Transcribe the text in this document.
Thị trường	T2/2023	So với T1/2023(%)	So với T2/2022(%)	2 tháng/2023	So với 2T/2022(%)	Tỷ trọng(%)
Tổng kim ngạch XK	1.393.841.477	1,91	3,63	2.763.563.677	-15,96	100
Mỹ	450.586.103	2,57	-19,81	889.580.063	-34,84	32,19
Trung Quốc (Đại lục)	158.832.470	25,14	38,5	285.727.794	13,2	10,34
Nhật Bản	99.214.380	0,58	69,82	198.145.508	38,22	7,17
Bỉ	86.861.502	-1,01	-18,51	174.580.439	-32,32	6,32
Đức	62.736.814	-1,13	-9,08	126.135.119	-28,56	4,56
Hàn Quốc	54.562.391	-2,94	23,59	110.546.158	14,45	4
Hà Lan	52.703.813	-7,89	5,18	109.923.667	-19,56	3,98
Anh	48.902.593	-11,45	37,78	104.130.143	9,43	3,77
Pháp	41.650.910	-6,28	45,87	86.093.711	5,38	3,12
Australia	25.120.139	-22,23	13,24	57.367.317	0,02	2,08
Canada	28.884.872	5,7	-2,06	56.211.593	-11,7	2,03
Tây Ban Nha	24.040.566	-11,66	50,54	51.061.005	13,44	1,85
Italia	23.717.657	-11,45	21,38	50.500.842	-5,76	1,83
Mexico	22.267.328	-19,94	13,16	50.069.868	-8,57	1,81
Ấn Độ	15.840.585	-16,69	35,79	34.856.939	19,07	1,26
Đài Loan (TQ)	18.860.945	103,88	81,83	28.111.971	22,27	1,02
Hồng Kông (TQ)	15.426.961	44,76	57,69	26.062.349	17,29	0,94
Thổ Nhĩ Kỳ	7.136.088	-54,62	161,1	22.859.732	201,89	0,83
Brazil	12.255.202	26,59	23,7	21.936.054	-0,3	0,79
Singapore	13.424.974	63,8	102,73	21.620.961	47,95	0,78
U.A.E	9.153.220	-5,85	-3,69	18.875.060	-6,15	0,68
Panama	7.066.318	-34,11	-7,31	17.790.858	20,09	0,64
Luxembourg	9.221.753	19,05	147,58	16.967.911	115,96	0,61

* [Your objective] Each record should come back exactly as written.

* [Solution]
Transcribe the text in this document.
Thị trường	T2/2023	So với T1/2023(%)	So với T2/2022(%)	2 tháng/2023	So với 2T/2022(%)	Tỷ trọng(%)
Tổng kim ngạch XK	1.393.841.477	1,91	3,63	2.763.563.677	-15,96	100
Mỹ	450.586.103	2,57	-19,81	889.580.063	-34,84	32,19
Trung Quốc (Đại lục)	158.832.470	25,14	38,5	285.727.794	13,2	10,34
Nhật Bản	99.214.380	0,58	69,82	198.145.508	38,22	7,17
Bỉ	86.861.502	-1,01	-18,51	174.580.439	-32,32	6,32
Đức	62.736.814	-1,13	-9,08	126.135.119	-28,56	4,56
Hàn Quốc	54.562.391	-2,94	23,59	110.546.158	14,45	4
Hà Lan	52.703.813	-7,89	5,18	109.923.667	-19,56	3,98
Anh	48.902.593	-11,45	37,78	104.130.143	9,43	3,77
Pháp	41.650.910	-6,28	45,87	86.093.711	5,38	3,12
Australia	25.120.139	-22,23	13,24	57.367.317	0,02	2,08
Canada	28.884.872	5,7	-2,06	56.211.593	-11,7	2,03
Tây Ban Nha	24.040.566	-11,66	50,54	51.061.005	13,44	1,85
Italia	23.717.657	-11,45	21,38	50.500.842	-5,76	1,83
Mexico	22.267.328	-19,94	13,16	50.069.868	-8,57	1,81
Ấn Độ	15.840.585	-16,69	35,79	34.856.939	19,07	1,26
Đài Loan (TQ)	18.860.945	103,88	81,83	28.111.971	22,27	1,02
Hồng Kông (TQ)	15.426.961	44,76	57,69	26.062.349	17,29	0,94
Thổ Nhĩ Kỳ	7.136.088	-54,62	161,1	22.859.732	201,89	0,83
Brazil	12.255.202	26,59	23,7	21.936.054	-0,3	0,79
Singapore	13.424.974	63,8	102,73	21.620.961	47,95	0,78
U.A.E	9.153.220	-5,85	-3,69	18.875.060	-6,15	0,68
Panama	7.066.318	-34,11	-7,31	17.790.858	20,09	0,64
Luxembourg	9.221.753	19,05	147,58	16.967.911	115,96	0,61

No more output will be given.